To do: Return the lines of the data below in which the string "have" occurs.

Source material:
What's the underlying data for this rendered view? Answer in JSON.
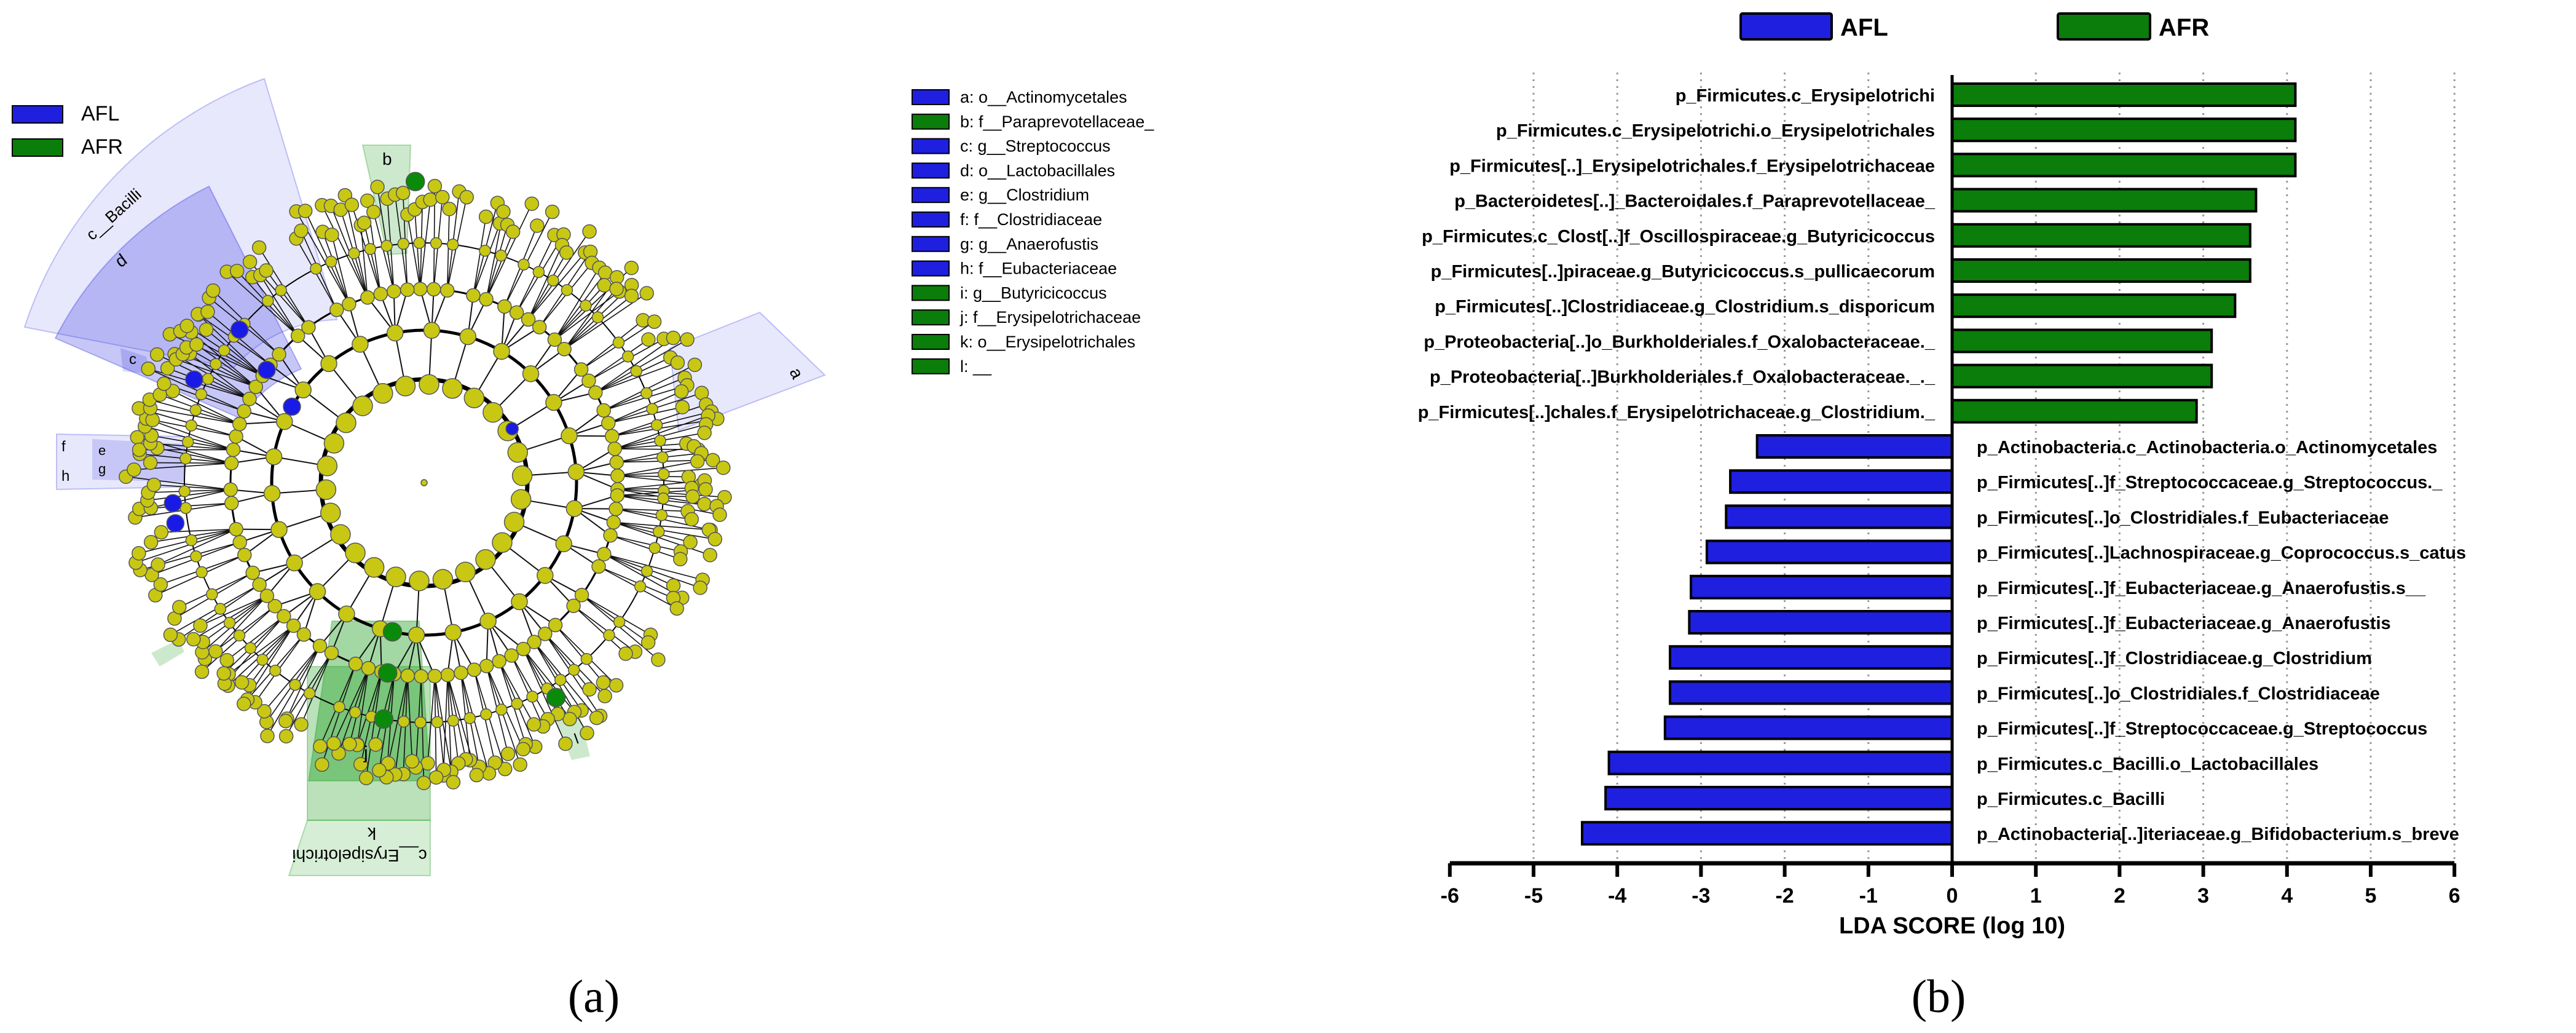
{
  "panel_a": {
    "caption": "(a)",
    "legend": [
      {
        "label": "AFL",
        "color": "#1f1fe0"
      },
      {
        "label": "AFR",
        "color": "#0a7d0a"
      }
    ],
    "key": [
      {
        "text": "a: o__Actinomycetales",
        "group": "AFL"
      },
      {
        "text": "b: f__Paraprevotellaceae_",
        "group": "AFR"
      },
      {
        "text": "c: g__Streptococcus",
        "group": "AFL"
      },
      {
        "text": "d: o__Lactobacillales",
        "group": "AFL"
      },
      {
        "text": "e: g__Clostridium",
        "group": "AFL"
      },
      {
        "text": "f: f__Clostridiaceae",
        "group": "AFL"
      },
      {
        "text": "g: g__Anaerofustis",
        "group": "AFL"
      },
      {
        "text": "h: f__Eubacteriaceae",
        "group": "AFL"
      },
      {
        "text": "i: g__Butyricicoccus",
        "group": "AFR"
      },
      {
        "text": "j: f__Erysipelotrichaceae",
        "group": "AFR"
      },
      {
        "text": "k: o__Erysipelotrichales",
        "group": "AFR"
      },
      {
        "text": "l: __",
        "group": "AFR"
      }
    ],
    "clade_labels": {
      "bacilli": "c__Bacilli",
      "erysipelotrichi": "c__Erysipelotrichi",
      "d": "d",
      "b": "b",
      "a": "a",
      "c": "c",
      "e": "e",
      "f": "f",
      "g": "g",
      "h": "h",
      "j": "j",
      "k": "k",
      "l": "l"
    },
    "colors": {
      "node": "#c8c814",
      "afl_node": "#1a1ae6",
      "afr_node": "#0a8a0a",
      "afl_shade": "#1f1fe0",
      "afr_shade": "#1a9a1a"
    }
  },
  "chart_data": {
    "type": "bar",
    "orientation": "horizontal",
    "caption": "(b)",
    "xlabel": "LDA SCORE (log 10)",
    "xlim": [
      -6,
      6
    ],
    "xticks": [
      -6,
      -5,
      -4,
      -3,
      -2,
      -1,
      0,
      1,
      2,
      3,
      4,
      5,
      6
    ],
    "grid": "vertical dotted",
    "legend_position": "top",
    "legend": [
      {
        "name": "AFL",
        "color": "#1f1fe0"
      },
      {
        "name": "AFR",
        "color": "#0a7d0a"
      }
    ],
    "bars": [
      {
        "label": "p_Firmicutes.c_Erysipelotrichi",
        "value": 4.1,
        "group": "AFR"
      },
      {
        "label": "p_Firmicutes.c_Erysipelotrichi.o_Erysipelotrichales",
        "value": 4.1,
        "group": "AFR"
      },
      {
        "label": "p_Firmicutes[..]_Erysipelotrichales.f_Erysipelotrichaceae",
        "value": 4.1,
        "group": "AFR"
      },
      {
        "label": "p_Bacteroidetes[..]_Bacteroidales.f_Paraprevotellaceae_",
        "value": 3.63,
        "group": "AFR"
      },
      {
        "label": "p_Firmicutes.c_Clost[..]f_Oscillospiraceae.g_Butyricicoccus",
        "value": 3.56,
        "group": "AFR"
      },
      {
        "label": "p_Firmicutes[..]piraceae.g_Butyricicoccus.s_pullicaecorum",
        "value": 3.56,
        "group": "AFR"
      },
      {
        "label": "p_Firmicutes[..]Clostridiaceae.g_Clostridium.s_disporicum",
        "value": 3.38,
        "group": "AFR"
      },
      {
        "label": "p_Proteobacteria[..]o_Burkholderiales.f_Oxalobacteraceae._",
        "value": 3.1,
        "group": "AFR"
      },
      {
        "label": "p_Proteobacteria[..]Burkholderiales.f_Oxalobacteraceae._._",
        "value": 3.1,
        "group": "AFR"
      },
      {
        "label": "p_Firmicutes[..]chales.f_Erysipelotrichaceae.g_Clostridium._",
        "value": 2.92,
        "group": "AFR"
      },
      {
        "label": "p_Actinobacteria.c_Actinobacteria.o_Actinomycetales",
        "value": -2.33,
        "group": "AFL"
      },
      {
        "label": "p_Firmicutes[..]f_Streptococcaceae.g_Streptococcus._",
        "value": -2.65,
        "group": "AFL"
      },
      {
        "label": "p_Firmicutes[..]o_Clostridiales.f_Eubacteriaceae",
        "value": -2.7,
        "group": "AFL"
      },
      {
        "label": "p_Firmicutes[..]Lachnospiraceae.g_Coprococcus.s_catus",
        "value": -2.93,
        "group": "AFL"
      },
      {
        "label": "p_Firmicutes[..]f_Eubacteriaceae.g_Anaerofustis.s__",
        "value": -3.12,
        "group": "AFL"
      },
      {
        "label": "p_Firmicutes[..]f_Eubacteriaceae.g_Anaerofustis",
        "value": -3.14,
        "group": "AFL"
      },
      {
        "label": "p_Firmicutes[..]f_Clostridiaceae.g_Clostridium",
        "value": -3.37,
        "group": "AFL"
      },
      {
        "label": "p_Firmicutes[..]o_Clostridiales.f_Clostridiaceae",
        "value": -3.37,
        "group": "AFL"
      },
      {
        "label": "p_Firmicutes[..]f_Streptococcaceae.g_Streptococcus",
        "value": -3.43,
        "group": "AFL"
      },
      {
        "label": "p_Firmicutes.c_Bacilli.o_Lactobacillales",
        "value": -4.1,
        "group": "AFL"
      },
      {
        "label": "p_Firmicutes.c_Bacilli",
        "value": -4.14,
        "group": "AFL"
      },
      {
        "label": "p_Actinobacteria[..]iteriaceae.g_Bifidobacterium.s_breve",
        "value": -4.42,
        "group": "AFL"
      }
    ]
  }
}
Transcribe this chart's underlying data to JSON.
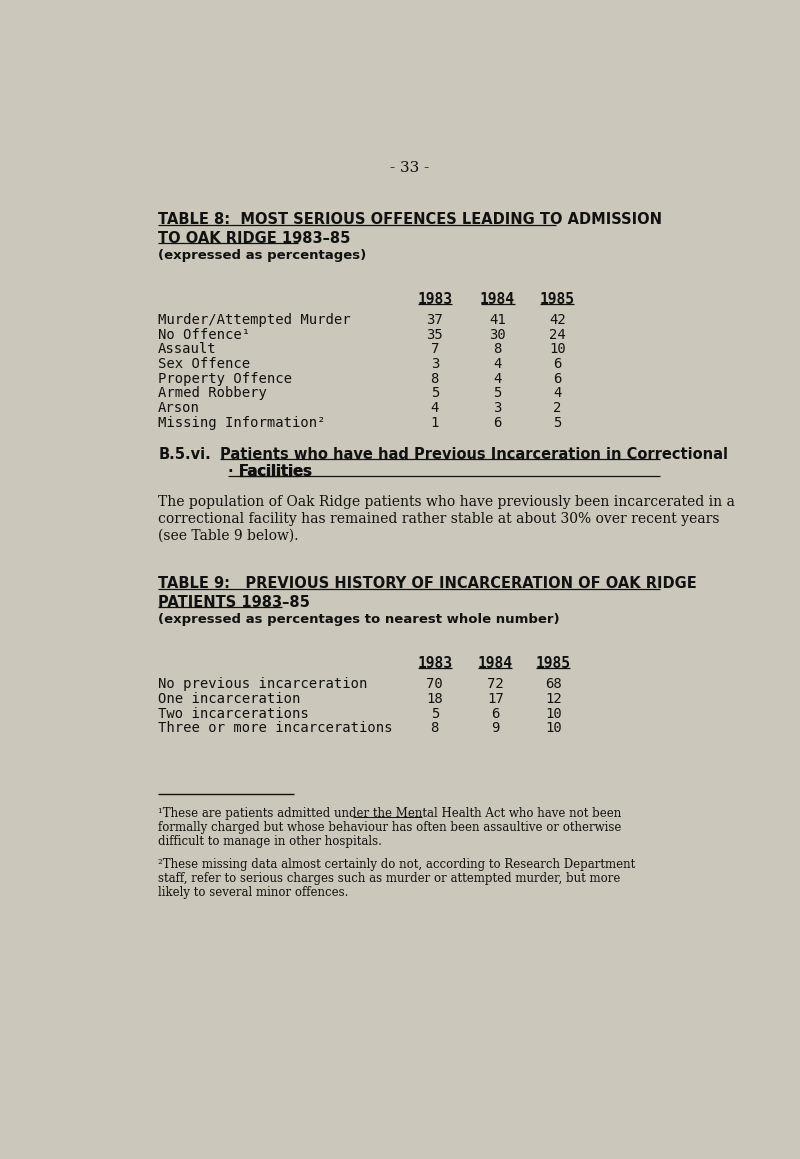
{
  "bg_color": "#cbc7ba",
  "page_num": "- 33 -",
  "table8_title1": "TABLE 8:  MOST SERIOUS OFFENCES LEADING TO ADMISSION",
  "table8_title2": "TO OAK RIDGE 1983–85",
  "table8_subtitle": "(expressed as percentages)",
  "table8_years": [
    "1983",
    "1984",
    "1985"
  ],
  "table8_rows": [
    [
      "Murder/Attempted Murder",
      "37",
      "41",
      "42"
    ],
    [
      "No Offence¹",
      "35",
      "30",
      "24"
    ],
    [
      "Assault",
      "7",
      "8",
      "10"
    ],
    [
      "Sex Offence",
      "3",
      "4",
      "6"
    ],
    [
      "Property Offence",
      "8",
      "4",
      "6"
    ],
    [
      "Armed Robbery",
      "5",
      "5",
      "4"
    ],
    [
      "Arson",
      "4",
      "3",
      "2"
    ],
    [
      "Missing Information²",
      "1",
      "6",
      "5"
    ]
  ],
  "section_label": "B.5.vi.",
  "section_title": "Patients who have had Previous Incarceration in Correctional",
  "section_title2": "· Facilities",
  "para1_lines": [
    "The population of Oak Ridge patients who have previously been incarcerated in a",
    "correctional facility has remained rather stable at about 30% over recent years",
    "(see Table 9 below)."
  ],
  "table9_title1": "TABLE 9:   PREVIOUS HISTORY OF INCARCERATION OF OAK RIDGE",
  "table9_title2": "PATIENTS 1983–85",
  "table9_subtitle": "(expressed as percentages to nearest whole number)",
  "table9_years": [
    "1983",
    "1984",
    "1985"
  ],
  "table9_rows": [
    [
      "No previous incarceration",
      "70",
      "72",
      "68"
    ],
    [
      "One incarceration",
      "18",
      "17",
      "12"
    ],
    [
      "Two incarcerations",
      "5",
      "6",
      "10"
    ],
    [
      "Three or more incarcerations",
      "8",
      "9",
      "10"
    ]
  ],
  "footnote1_lines": [
    "¹These are patients admitted under the Mental Health Act who have not been",
    "formally charged but whose behaviour has often been assaultive or otherwise",
    "difficult to manage in other hospitals."
  ],
  "footnote2_lines": [
    "²These missing data almost certainly do not, according to Research Department",
    "staff, refer to serious charges such as murder or attempted murder, but more",
    "likely to several minor offences."
  ],
  "text_color": "#111111",
  "mono_font": "DejaVu Sans Mono",
  "serif_font": "DejaVu Serif",
  "sans_font": "DejaVu Sans"
}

Solution to this task:
  "section_title": "Patients who have had Previous Incarceration in Correctional",
    "The population of Oak Ridge patients who have previously been incarcerated in a",
    "¹These are patients admitted under the Mental Health Act who have not been",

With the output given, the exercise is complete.